-- BEGIN --

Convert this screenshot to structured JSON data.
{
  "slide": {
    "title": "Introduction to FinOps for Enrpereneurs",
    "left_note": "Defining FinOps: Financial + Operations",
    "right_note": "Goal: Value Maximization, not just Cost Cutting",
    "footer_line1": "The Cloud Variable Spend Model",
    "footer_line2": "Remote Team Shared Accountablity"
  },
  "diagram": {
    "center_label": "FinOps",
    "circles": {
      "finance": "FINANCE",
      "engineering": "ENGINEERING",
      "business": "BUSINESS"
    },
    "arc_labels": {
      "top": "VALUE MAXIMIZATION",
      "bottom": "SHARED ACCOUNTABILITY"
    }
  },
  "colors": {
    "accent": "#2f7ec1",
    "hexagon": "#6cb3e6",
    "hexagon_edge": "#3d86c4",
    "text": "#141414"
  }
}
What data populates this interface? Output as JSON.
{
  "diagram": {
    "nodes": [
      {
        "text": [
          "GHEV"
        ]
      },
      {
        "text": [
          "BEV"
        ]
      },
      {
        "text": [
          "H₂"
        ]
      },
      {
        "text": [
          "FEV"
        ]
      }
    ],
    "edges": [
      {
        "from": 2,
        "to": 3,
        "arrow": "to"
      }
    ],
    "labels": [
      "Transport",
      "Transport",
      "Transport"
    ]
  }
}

-- END --

### Task details
Gather and copy every line of the data in which the string "this" is found.

### Expected output
Convert this screenshot to structured JSON data.
What data populates this interface? Output as JSON.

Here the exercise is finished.